*Written exercise*
Tally the lines of the listing that contain the string "name". Give the number and nothing else.
##### Supplied data #####
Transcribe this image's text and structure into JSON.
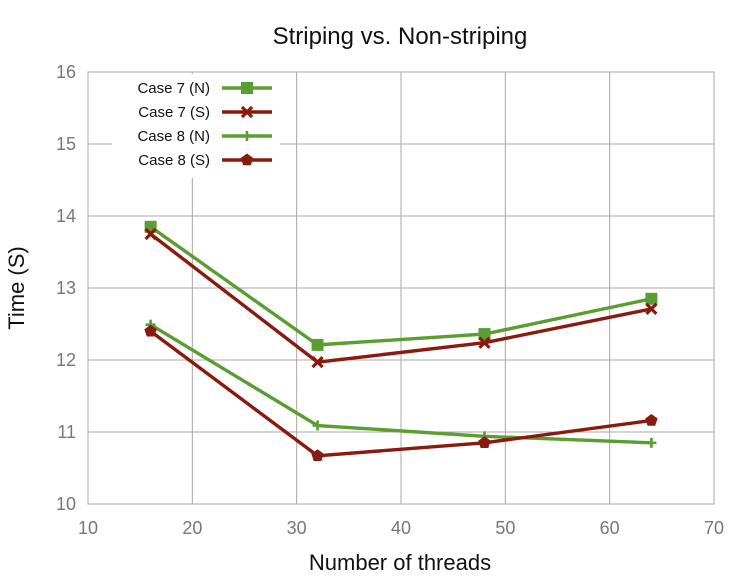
{
  "chart_data": {
    "type": "line",
    "title": "Striping vs. Non-striping",
    "xlabel": "Number of threads",
    "ylabel": "Time (S)",
    "xlim": [
      10,
      70
    ],
    "ylim": [
      10,
      16
    ],
    "xticks": [
      10,
      20,
      30,
      40,
      50,
      60,
      70
    ],
    "yticks": [
      10,
      11,
      12,
      13,
      14,
      15,
      16
    ],
    "grid": true,
    "legend_position": "top-left",
    "x": [
      16,
      32,
      48,
      64
    ],
    "series": [
      {
        "name": "Case 7 (N)",
        "values": [
          13.85,
          12.21,
          12.36,
          12.85
        ],
        "color": "#5a9e32",
        "marker": "square"
      },
      {
        "name": "Case 7 (S)",
        "values": [
          13.75,
          11.97,
          12.24,
          12.71
        ],
        "color": "#8b1a0e",
        "marker": "x"
      },
      {
        "name": "Case 8 (N)",
        "values": [
          12.49,
          11.09,
          10.94,
          10.85
        ],
        "color": "#5a9e32",
        "marker": "plus"
      },
      {
        "name": "Case 8 (S)",
        "values": [
          12.4,
          10.67,
          10.85,
          11.16
        ],
        "color": "#8b1a0e",
        "marker": "pentagon"
      }
    ]
  }
}
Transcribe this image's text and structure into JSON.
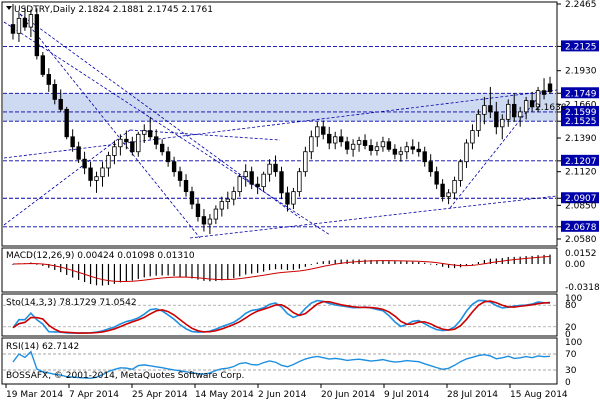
#####
*Full solution*
4